◆ **DIRECTION**
Find the lines containing the word "Automated" and copy every one of them.

**** RECORDS TO PROCESS ****

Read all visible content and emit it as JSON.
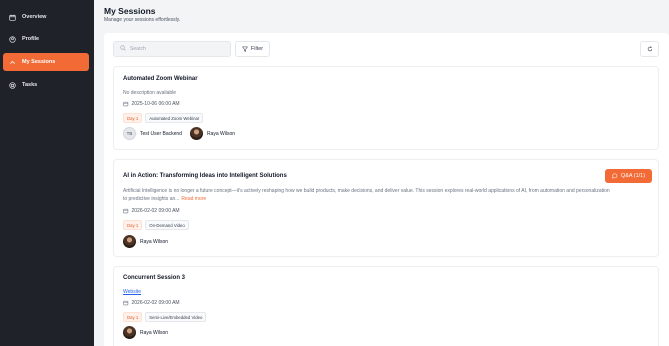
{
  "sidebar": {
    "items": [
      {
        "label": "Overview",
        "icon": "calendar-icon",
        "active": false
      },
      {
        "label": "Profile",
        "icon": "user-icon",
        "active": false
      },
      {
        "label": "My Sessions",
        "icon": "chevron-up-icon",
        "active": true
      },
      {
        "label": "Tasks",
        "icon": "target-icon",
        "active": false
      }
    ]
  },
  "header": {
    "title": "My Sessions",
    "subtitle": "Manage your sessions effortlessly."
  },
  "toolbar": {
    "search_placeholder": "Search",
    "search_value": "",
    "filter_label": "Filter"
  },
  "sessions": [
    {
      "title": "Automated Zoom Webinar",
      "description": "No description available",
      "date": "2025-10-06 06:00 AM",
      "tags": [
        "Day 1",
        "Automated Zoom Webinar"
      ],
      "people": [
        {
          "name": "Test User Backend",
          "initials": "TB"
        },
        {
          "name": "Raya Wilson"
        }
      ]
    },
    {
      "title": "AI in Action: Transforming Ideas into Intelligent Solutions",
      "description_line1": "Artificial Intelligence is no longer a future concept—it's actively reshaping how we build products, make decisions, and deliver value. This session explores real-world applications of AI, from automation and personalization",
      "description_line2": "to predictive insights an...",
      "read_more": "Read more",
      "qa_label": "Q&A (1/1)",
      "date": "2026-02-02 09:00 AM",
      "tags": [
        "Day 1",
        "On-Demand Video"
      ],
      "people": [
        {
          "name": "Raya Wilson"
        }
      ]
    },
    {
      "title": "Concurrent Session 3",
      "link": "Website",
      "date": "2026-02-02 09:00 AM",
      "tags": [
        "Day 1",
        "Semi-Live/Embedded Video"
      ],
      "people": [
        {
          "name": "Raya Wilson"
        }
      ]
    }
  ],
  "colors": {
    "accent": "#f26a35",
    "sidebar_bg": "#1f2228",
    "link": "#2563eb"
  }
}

****
**** RECORDS TO PROCESS ****

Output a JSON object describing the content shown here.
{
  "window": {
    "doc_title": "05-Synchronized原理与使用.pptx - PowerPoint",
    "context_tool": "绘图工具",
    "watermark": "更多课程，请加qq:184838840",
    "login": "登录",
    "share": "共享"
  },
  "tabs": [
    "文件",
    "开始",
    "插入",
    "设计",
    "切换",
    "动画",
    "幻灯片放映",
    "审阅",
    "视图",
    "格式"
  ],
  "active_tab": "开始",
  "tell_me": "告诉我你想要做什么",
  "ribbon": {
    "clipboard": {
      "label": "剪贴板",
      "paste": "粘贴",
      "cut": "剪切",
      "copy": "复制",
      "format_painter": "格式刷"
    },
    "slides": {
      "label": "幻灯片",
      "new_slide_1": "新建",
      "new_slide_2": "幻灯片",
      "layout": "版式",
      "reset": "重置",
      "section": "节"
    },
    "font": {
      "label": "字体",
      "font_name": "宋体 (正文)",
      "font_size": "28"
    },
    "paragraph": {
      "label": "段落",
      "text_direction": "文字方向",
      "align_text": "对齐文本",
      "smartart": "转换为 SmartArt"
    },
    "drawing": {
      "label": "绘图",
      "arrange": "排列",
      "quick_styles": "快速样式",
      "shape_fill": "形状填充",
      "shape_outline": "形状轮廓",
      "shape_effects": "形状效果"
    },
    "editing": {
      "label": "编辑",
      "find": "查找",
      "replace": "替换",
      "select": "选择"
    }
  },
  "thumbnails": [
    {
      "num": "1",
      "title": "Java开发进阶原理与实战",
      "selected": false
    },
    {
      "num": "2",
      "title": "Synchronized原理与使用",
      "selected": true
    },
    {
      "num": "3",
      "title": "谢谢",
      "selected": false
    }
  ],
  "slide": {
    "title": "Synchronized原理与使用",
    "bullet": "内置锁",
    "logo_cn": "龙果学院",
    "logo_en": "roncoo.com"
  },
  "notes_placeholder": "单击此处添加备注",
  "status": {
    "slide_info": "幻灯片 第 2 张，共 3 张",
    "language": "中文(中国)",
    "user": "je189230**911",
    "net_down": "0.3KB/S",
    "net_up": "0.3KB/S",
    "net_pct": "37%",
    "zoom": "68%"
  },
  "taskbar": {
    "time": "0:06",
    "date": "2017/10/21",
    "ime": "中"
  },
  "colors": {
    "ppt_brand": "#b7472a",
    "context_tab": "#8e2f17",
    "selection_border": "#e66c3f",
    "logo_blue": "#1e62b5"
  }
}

****

◆ **THE COMPLETED TASK**
      "title": "Automated Zoom Webinar",
        "Automated Zoom Webinar"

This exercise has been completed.